— Written exercise —
Copy out each line that mentions the word "have".

Data records
(begin)
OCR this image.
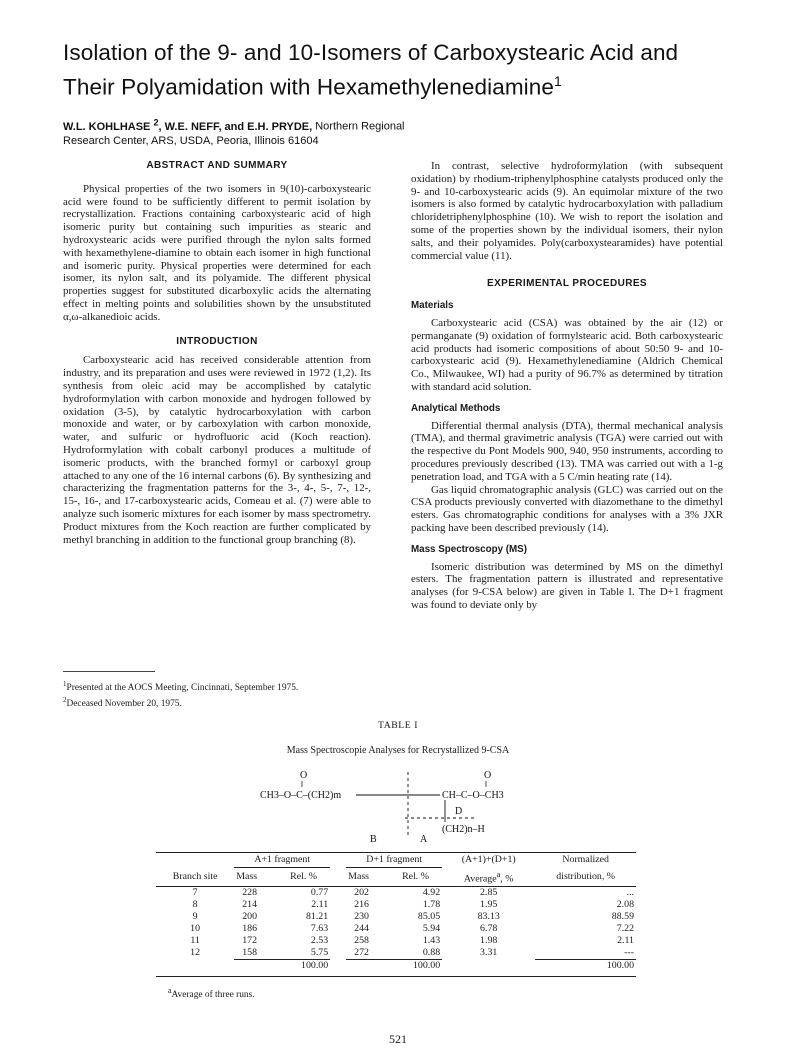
Isolation of the 9- and 10-Isomers of Carboxystearic Acid and
Their Polyamidation with Hexamethylenediamine$^1$
W.L. KOHLHASE $^2$, W.E. NEFF, and E.H. PRYDE, Northern Regional
Research Center, ARS, USDA, Peoria, Illinois 61604
ABSTRACT AND SUMMARY

Physical properties of the two isomers in 9(10)-carboxystearic acid were found to be sufficiently different to permit isolation by recrystallization. Fractions containing carboxystearic acid of high isomeric purity but containing such impurities as stearic and hydroxystearic acids were purified through the nylon salts formed with hexamethylene-diamine to obtain each isomer in high functional and isomeric purity. Physical properties were determined for each isomer, its nylon salt, and its polyamide. The different physical properties suggest for substituted dicarboxylic acids the alternating effect in melting points and solubilities shown by the unsubstituted α,ω-alkanedioic acids.

INTRODUCTION

Carboxystearic acid has received considerable attention from industry, and its preparation and uses were reviewed in 1972 (1,2). Its synthesis from oleic acid may be accomplished by catalytic hydroformylation with carbon monoxide and hydrogen followed by oxidation (3-5), by catalytic hydrocarboxylation with carbon monoxide and water, or by carboxylation with carbon monoxide, water, and sulfuric or hydrofluoric acid (Koch reaction). Hydroformylation with cobalt carbonyl produces a multitude of isomeric products, with the branched formyl or carboxyl group attached to any one of the 16 internal carbons (6). By synthesizing and characterizing the fragmentation patterns for the 3-, 4-, 5-, 7-, 12-, 15-, 16-, and 17-carboxystearic acids, Comeau et al. (7) were able to analyze such isomeric mixtures for each isomer by mass spectrometry. Product mixtures from the Koch reaction are further complicated by methyl branching in addition to the functional group branching (8).

$^1$Presented at the AOCS Meeting, Cincinnati, September 1975.
$^2$Deceased November 20, 1975.

In contrast, selective hydroformylation (with subsequent oxidation) by rhodium-triphenylphosphine catalysts produced only the 9- and 10-carboxystearic acids (9). An equimolar mixture of the two isomers is also formed by catalytic hydrocarboxylation with palladium chloridetriphenylphosphine (10). We wish to report the isolation and some of the properties shown by the individual isomers, their nylon salts, and their polyamides. Poly(carboxystearamides) have potential commercial value (11).

EXPERIMENTAL PROCEDURES
Materials

Carboxystearic acid (CSA) was obtained by the air (12) or permanganate (9) oxidation of formylstearic acid. Both carboxystearic acid products had isomeric compositions of about 50:50 9- and 10-carboxystearic acid (9). Hexamethylenediamine (Aldrich Chemical Co., Milwaukee, WI) had a purity of 96.7% as determined by titration with standard acid solution.

Analytical Methods

Differential thermal analysis (DTA), thermal mechanical analysis (TMA), and thermal gravimetric analysis (TGA) were carried out with the respective du Pont Models 900, 940, 950 instruments, according to procedures previously described (13). TMA was carried out with a 1-g penetration load, and TGA with a 5 C/min heating rate (14).

Gas liquid chromatographic analysis (GLC) was carried out on the CSA products previously converted with diazomethane to the dimethyl esters. Gas chromatographic conditions for analyses with a 3% JXR packing have been described previously (14).

Mass Spectroscopy (MS)

Isomeric distribution was determined by MS on the dimethyl esters. The fragmentation pattern is illustrated and representative analyses (for 9-CSA below) are given in Table I. The D+1 fragment was found to deviate only by

TABLE I
Mass Spectroscopie Analyses for Recrystallized 9-CSA
O
‖
CH3–O–C–(CH2)m
O
‖
CH–C–O–CH3
D
(CH2)n–H
B	A
	A+1 fragment			D+1 fragment		(A+1)+(D+1)	Normalized
Branch site	Mass	Rel. %		Mass	Rel. %	Average$^a$, %	distribution, %
7	228	0.77		202	4.92	2.85	...
8	214	2.11		216	1.78	1.95	2.08
9	200	81.21		230	85.05	83.13	88.59
10	186	7.63		244	5.94	6.78	7.22
11	172	2.53		258	1.43	1.98	2.11
12	158	5.75		272	0.88	3.31	---
	100.00			100.00			100.00

$^a$Average of three runs.
521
(end)
— Exercise output —
In contrast, selective hydroformylation (with subsequent oxidation) by rhodium-triphenylphosphine catalysts produced only the 9- and 10-carboxystearic acids (9). An equimolar mixture of the two isomers is also formed by catalytic hydrocarboxylation with palladium chloridetriphenylphosphine (10). We wish to report the isolation and some of the properties shown by the individual isomers, their nylon salts, and their polyamides. Poly(carboxystearamides) have potential commercial value (11).
Gas liquid chromatographic analysis (GLC) was carried out on the CSA products previously converted with diazomethane to the dimethyl esters. Gas chromatographic conditions for analyses with a 3% JXR packing have been described previously (14).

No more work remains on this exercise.